Please report every line from the material that contains the word "values".

— begin SUPPLIED MATERIAL —

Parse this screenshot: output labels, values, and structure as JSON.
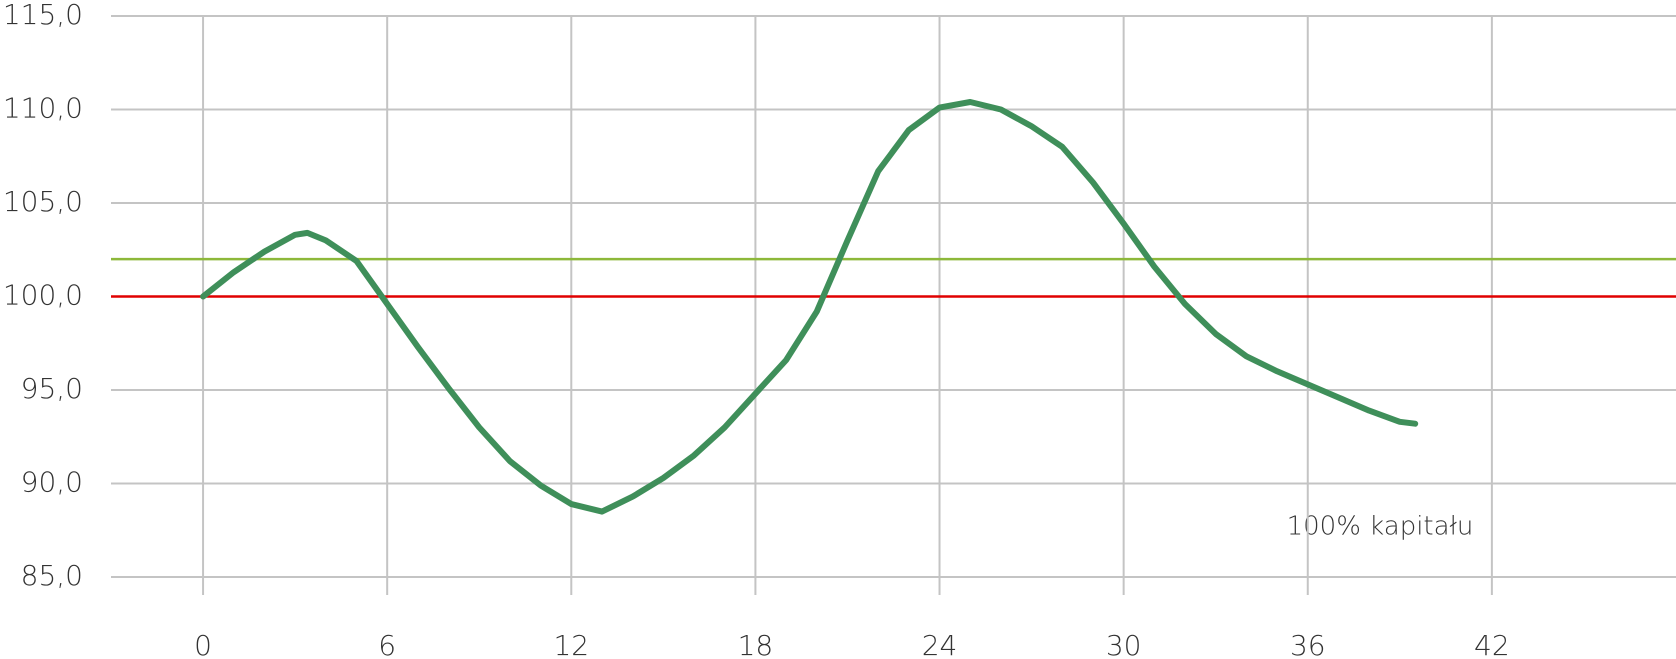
{
  "chart_data": {
    "type": "line",
    "annotation": "100% kapitału",
    "xlim": [
      -3,
      48
    ],
    "ylim": [
      85,
      115
    ],
    "xticks": [
      0,
      6,
      12,
      18,
      24,
      30,
      36,
      42
    ],
    "yticks": [
      {
        "value": 85,
        "label": "85,0"
      },
      {
        "value": 90,
        "label": "90,0"
      },
      {
        "value": 95,
        "label": "95,0"
      },
      {
        "value": 100,
        "label": "100,0"
      },
      {
        "value": 105,
        "label": "105,0"
      },
      {
        "value": 110,
        "label": "110,0"
      },
      {
        "value": 115,
        "label": "115,0"
      }
    ],
    "grid": true,
    "reference_lines": [
      {
        "value": 102,
        "color": "#8db83a"
      },
      {
        "value": 100,
        "color": "#e00000"
      }
    ],
    "series": [
      {
        "color": "#3f8f5a",
        "x": [
          0,
          1,
          2,
          3,
          3.4,
          4,
          5,
          6,
          7,
          8,
          9,
          10,
          11,
          12,
          13,
          14,
          15,
          16,
          17,
          18,
          19,
          20,
          21,
          22,
          23,
          24,
          25,
          26,
          27,
          28,
          29,
          30,
          31,
          32,
          33,
          34,
          35,
          36,
          37,
          38,
          39,
          39.5
        ],
        "values": [
          100,
          101.3,
          102.4,
          103.3,
          103.4,
          103.0,
          101.9,
          99.6,
          97.3,
          95.1,
          93.0,
          91.2,
          89.9,
          88.9,
          88.5,
          89.3,
          90.3,
          91.5,
          93.0,
          94.8,
          96.6,
          99.2,
          103.0,
          106.7,
          108.9,
          110.1,
          110.4,
          110.0,
          109.1,
          108.0,
          106.1,
          103.9,
          101.6,
          99.6,
          98.0,
          96.8,
          96.0,
          95.3,
          94.6,
          93.9,
          93.3,
          93.2
        ]
      }
    ]
  }
}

— end SUPPLIED MATERIAL —

[ANSWER TO THIS PROBLEM]:
Parse this screenshot: output labels, values, and structure as JSON.
        "values": [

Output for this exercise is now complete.